• [Passage provided]:
┌──

- Miao rebellion 1854–1873: Part of the Miao Rebellions
| Date | 1854–1873 |
| Location | Guizhou province of China |
| Result | Qing victory |

Belligerents
- Qing dynasty Chu Army: Miao Tujia Bouyei Hui

Commanders and leaders
- Wang Wenshao Su Yuanchun Gong Jichang: Zhang Xiumei [zh] Yang Daliu Bao Dadu † Zhang Tingying

Casualties and losses
- Unknown: 5 million

= Miao Rebellion (1854–1873) =

Qing dynasty uprising of ethnic groups in the Guizhou province

The Miao rebellion of 1854–1873, also known as the Qian rebellion (黔亂 (Qián luàn, Guizhou uprising)) was an uprising of ethnic Miao and other groups in Guizhou province during the reign of the Qing dynasty. Despite its name, Robert Jenks estimates that ethnic Miao made up less than half of the uprising's participants. The uprising was preceded by Miao rebellions in 1735–36 and 1795–1806, and was one of many ethnic uprisings sweeping China in the 19th century. The rebellion spanned across the Xianfeng and Tongzhi periods of the Qing dynasty, and was eventually suppressed with military force.

The rebellion stemmed from a variety of grievances, including long-standing ethnic tensions with Han Chinese, poor administration, grinding poverty and growing competition for arable land. The eruption of the Taiping Rebellion led the Qing government to increase taxation, and to simultaneously withdraw troops from the already restive region, thus allowing a rebellion to unfold. It also inspired the ethnic minorities in Guizhou to revolt. Millenarianism was an influence especially on the non-ethnic Miao participants.

The rebellion started in March 1854, when "Yang Yuanbao, a farmer of the Buyi ethnic group from Dushan County, led hundreds of people to revolt". By May 1854, the Qing army had "brutally suppressed" this revolt. In March 1855, Zhang Xiumei from Taigong led a Miao rebellion which was followed by other groups in the wider region. In May 1869 several rebel groups won a battle against the Chu Army at Huangpiao. After capturing several towns, the rebels, together with the Taiping attacked the provincial capital Guiyang. Guizhou governor Zhao Deguan was killed in an ambush by the rebels.

Once the Taiping rebellion was suppressed, the Qing government defeated the Miao rebels one-by-one.

└──

• [Task to carry out]: Copy the Miao rebellion text from "Casualties and losses" to "with military force.", replacing "Qing dynasty" with "Qing Empire".

• [Rows]:
┌──

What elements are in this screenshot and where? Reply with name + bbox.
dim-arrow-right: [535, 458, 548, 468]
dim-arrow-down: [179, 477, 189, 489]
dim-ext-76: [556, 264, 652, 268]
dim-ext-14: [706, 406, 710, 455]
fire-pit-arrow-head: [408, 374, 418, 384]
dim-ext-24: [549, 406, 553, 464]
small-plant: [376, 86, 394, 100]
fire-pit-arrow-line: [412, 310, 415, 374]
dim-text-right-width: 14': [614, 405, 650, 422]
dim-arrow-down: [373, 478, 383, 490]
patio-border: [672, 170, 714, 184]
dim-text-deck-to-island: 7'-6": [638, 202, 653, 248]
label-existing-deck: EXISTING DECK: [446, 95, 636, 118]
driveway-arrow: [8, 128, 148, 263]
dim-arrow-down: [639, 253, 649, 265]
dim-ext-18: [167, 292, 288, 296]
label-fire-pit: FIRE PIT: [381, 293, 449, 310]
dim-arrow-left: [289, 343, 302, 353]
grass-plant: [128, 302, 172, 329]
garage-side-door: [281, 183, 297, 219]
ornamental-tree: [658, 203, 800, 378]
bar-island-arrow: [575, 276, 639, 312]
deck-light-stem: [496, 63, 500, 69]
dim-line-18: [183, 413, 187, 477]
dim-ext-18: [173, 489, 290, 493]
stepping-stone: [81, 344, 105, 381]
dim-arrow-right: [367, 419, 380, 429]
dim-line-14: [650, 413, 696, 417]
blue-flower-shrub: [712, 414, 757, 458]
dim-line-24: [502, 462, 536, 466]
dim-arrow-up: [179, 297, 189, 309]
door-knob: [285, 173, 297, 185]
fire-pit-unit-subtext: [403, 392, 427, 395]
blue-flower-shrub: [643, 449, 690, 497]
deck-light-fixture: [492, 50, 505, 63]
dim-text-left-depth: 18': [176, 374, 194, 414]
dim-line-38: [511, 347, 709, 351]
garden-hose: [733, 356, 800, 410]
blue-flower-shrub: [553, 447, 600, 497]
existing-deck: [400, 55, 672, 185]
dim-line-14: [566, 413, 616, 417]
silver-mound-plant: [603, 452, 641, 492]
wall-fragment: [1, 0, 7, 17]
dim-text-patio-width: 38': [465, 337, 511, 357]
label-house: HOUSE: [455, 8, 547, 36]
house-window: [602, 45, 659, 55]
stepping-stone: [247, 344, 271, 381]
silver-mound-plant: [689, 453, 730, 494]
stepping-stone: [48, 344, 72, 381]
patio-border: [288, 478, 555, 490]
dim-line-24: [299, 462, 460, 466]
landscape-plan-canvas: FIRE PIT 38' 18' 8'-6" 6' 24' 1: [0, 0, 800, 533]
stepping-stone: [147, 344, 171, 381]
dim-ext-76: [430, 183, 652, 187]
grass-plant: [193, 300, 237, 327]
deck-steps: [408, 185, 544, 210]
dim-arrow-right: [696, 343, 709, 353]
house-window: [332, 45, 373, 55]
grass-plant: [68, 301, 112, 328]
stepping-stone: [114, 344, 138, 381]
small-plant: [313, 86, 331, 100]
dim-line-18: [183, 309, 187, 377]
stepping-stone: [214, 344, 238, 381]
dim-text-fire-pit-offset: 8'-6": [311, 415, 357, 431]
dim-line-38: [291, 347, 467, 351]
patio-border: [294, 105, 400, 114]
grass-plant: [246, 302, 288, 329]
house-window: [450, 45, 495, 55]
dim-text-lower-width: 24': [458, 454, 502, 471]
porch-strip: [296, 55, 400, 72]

└──

• [Reply]:
Casualties and losses
- Unknown: 5 million

= Miao Rebellion (1854–1873) =

Qing Empire uprising of ethnic groups in the Guizhou province

The Miao rebellion of 1854–1873, also known as the Qian rebellion (黔亂 (Qián luàn, Guizhou uprising)) was an uprising of ethnic Miao and other groups in Guizhou province during the reign of the Qing Empire. Despite its name, Robert Jenks estimates that ethnic Miao made up less than half of the uprising's participants. The uprising was preceded by Miao rebellions in 1735–36 and 1795–1806, and was one of many ethnic uprisings sweeping China in the 19th century. The rebellion spanned across the Xianfeng and Tongzhi periods of the Qing Empire, and was eventually suppressed with military force.